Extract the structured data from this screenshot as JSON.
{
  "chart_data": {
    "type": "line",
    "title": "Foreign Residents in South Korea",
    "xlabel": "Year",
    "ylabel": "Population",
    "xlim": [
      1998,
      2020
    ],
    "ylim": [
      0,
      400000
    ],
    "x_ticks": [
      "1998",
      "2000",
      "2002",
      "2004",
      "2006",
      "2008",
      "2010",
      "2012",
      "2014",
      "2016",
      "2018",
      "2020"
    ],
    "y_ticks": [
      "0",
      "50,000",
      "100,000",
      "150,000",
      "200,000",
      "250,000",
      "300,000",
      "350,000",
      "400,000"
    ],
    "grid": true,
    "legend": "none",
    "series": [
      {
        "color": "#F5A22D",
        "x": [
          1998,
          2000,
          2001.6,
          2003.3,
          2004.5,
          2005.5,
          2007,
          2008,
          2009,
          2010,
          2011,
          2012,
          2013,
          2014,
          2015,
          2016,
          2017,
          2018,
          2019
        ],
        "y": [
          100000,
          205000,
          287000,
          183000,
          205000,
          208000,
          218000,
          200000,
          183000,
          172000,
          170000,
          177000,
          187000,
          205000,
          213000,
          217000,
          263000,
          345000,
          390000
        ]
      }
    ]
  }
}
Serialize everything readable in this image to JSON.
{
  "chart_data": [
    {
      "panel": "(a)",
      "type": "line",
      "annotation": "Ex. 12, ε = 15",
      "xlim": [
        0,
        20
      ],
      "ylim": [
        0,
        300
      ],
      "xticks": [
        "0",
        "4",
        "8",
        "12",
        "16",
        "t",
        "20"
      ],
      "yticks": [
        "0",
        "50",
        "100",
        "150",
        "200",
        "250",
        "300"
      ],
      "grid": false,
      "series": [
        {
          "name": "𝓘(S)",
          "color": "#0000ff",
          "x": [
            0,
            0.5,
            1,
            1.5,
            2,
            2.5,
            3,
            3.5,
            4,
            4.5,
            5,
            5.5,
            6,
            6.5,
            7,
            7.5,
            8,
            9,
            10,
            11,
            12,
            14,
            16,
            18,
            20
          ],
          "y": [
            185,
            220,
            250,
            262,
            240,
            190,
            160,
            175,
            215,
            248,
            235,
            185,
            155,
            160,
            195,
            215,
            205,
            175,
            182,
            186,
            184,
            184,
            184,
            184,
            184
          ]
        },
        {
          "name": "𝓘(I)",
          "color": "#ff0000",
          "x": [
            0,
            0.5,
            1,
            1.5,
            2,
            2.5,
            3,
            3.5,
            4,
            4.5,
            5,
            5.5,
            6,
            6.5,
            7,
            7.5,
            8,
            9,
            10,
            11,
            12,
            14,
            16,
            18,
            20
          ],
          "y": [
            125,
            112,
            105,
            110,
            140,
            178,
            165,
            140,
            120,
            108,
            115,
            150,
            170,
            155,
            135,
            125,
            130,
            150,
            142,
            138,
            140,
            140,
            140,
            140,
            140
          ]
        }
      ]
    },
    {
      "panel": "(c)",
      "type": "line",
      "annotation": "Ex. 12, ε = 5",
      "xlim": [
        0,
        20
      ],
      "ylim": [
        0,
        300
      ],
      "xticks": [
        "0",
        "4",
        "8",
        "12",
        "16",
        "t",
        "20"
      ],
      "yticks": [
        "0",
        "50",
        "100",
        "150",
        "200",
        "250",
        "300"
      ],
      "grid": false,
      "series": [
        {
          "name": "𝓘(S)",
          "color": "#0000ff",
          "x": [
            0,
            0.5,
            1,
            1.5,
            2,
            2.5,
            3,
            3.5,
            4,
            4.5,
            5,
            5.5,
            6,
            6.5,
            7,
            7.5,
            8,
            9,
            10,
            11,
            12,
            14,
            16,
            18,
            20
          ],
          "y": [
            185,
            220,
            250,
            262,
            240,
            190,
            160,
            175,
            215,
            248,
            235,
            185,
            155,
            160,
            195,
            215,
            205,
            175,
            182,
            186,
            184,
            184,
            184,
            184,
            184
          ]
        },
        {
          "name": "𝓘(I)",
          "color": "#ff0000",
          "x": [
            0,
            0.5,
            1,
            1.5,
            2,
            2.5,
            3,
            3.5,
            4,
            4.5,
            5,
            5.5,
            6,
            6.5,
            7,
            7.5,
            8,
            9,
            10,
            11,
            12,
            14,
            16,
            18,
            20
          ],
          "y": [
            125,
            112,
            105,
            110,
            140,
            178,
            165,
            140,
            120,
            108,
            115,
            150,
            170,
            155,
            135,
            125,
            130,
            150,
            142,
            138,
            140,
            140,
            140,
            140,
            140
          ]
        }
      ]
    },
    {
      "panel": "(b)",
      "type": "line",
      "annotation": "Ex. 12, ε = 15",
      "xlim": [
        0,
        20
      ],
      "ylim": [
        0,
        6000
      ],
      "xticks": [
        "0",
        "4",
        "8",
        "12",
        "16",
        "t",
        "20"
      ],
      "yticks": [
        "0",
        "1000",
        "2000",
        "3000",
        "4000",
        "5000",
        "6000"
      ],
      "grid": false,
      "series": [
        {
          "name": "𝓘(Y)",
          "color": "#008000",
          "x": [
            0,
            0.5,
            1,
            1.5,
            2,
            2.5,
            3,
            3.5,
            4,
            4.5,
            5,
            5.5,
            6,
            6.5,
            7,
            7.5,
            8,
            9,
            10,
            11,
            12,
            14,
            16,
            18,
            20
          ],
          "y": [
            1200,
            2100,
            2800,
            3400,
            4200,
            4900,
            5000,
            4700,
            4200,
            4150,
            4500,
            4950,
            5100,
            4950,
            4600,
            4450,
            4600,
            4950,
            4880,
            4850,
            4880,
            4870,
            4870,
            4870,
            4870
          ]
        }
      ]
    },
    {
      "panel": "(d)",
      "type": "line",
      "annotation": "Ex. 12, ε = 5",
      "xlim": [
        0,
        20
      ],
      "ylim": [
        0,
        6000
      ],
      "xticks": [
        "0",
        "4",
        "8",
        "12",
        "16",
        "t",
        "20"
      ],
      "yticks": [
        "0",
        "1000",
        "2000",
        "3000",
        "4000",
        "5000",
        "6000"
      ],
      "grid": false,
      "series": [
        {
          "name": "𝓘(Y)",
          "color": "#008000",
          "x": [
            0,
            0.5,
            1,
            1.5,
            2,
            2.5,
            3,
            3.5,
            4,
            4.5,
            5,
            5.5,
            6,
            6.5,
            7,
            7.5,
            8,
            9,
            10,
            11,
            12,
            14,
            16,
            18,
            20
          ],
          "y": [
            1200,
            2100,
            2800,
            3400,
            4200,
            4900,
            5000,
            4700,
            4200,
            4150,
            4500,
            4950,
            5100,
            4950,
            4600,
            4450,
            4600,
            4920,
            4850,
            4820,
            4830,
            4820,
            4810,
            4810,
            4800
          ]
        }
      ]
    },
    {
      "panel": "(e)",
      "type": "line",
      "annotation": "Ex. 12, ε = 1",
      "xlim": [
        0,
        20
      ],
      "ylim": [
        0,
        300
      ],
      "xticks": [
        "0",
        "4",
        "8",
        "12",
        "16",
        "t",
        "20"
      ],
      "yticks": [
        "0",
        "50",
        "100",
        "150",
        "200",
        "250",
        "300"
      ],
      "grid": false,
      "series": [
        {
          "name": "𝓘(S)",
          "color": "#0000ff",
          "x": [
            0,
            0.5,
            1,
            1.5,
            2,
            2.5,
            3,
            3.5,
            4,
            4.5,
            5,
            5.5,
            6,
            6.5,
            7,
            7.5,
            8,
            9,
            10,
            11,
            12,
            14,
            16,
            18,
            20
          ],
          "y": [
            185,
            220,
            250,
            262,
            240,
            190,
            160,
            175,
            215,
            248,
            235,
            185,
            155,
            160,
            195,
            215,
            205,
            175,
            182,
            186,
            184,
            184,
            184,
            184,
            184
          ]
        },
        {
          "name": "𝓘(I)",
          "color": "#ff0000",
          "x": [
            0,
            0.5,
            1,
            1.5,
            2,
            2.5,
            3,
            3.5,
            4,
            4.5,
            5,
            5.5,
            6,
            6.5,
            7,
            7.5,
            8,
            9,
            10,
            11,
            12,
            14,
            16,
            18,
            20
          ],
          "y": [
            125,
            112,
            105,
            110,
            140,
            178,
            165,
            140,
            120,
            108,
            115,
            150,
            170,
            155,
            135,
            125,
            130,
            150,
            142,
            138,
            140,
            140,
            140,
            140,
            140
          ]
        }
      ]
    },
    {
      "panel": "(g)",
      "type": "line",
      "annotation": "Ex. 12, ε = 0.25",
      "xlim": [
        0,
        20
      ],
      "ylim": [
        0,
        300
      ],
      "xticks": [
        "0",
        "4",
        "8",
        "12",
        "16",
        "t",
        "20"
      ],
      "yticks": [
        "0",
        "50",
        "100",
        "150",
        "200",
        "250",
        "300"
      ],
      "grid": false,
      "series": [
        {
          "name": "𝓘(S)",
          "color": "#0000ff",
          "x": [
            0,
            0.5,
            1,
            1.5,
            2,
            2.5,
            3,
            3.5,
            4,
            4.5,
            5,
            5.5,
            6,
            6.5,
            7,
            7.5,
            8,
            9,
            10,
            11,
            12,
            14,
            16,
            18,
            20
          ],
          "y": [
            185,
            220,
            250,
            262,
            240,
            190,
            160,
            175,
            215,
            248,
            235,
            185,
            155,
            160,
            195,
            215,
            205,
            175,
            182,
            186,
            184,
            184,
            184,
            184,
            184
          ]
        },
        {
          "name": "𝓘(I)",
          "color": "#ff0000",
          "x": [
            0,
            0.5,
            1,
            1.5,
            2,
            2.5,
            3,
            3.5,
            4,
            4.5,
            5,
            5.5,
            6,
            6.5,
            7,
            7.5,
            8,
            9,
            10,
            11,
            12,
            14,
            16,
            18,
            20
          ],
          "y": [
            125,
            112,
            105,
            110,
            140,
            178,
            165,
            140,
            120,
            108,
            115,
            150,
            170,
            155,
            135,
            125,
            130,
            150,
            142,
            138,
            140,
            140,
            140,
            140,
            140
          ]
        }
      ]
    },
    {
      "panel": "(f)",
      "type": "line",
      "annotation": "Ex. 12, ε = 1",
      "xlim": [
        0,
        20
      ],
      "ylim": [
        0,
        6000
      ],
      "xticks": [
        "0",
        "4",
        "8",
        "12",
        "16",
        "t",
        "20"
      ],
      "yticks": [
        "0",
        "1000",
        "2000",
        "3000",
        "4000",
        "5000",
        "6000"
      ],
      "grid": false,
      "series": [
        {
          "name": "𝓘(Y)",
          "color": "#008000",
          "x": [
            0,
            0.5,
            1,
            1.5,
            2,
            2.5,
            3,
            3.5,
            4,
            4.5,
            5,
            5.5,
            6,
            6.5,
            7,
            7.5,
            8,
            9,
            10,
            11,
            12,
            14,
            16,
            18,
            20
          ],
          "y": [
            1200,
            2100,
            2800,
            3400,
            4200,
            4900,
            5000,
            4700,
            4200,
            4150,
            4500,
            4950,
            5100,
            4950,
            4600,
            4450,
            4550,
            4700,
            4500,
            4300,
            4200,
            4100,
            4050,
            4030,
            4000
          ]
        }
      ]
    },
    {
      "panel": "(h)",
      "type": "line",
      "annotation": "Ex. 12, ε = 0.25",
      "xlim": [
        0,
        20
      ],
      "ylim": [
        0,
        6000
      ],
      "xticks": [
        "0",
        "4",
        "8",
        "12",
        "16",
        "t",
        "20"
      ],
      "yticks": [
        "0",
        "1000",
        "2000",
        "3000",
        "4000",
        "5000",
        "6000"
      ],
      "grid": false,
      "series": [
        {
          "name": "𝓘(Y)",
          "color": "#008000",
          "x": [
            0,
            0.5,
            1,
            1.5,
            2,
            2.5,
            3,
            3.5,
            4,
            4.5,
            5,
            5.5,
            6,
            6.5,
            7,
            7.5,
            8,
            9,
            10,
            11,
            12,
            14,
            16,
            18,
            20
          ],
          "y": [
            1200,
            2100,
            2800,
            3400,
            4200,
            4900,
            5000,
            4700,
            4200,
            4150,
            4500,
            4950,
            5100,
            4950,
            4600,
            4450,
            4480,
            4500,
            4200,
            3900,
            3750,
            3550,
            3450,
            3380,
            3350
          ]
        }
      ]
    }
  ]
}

━━━━

• [Stated problem] Read the data above. Pull out each line in which the string "panel" appears.

• [Reply to the exercise]
      "panel": "(a)",
      "panel": "(c)",
      "panel": "(b)",
      "panel": "(d)",
      "panel": "(e)",
      "panel": "(g)",
      "panel": "(f)",
      "panel": "(h)",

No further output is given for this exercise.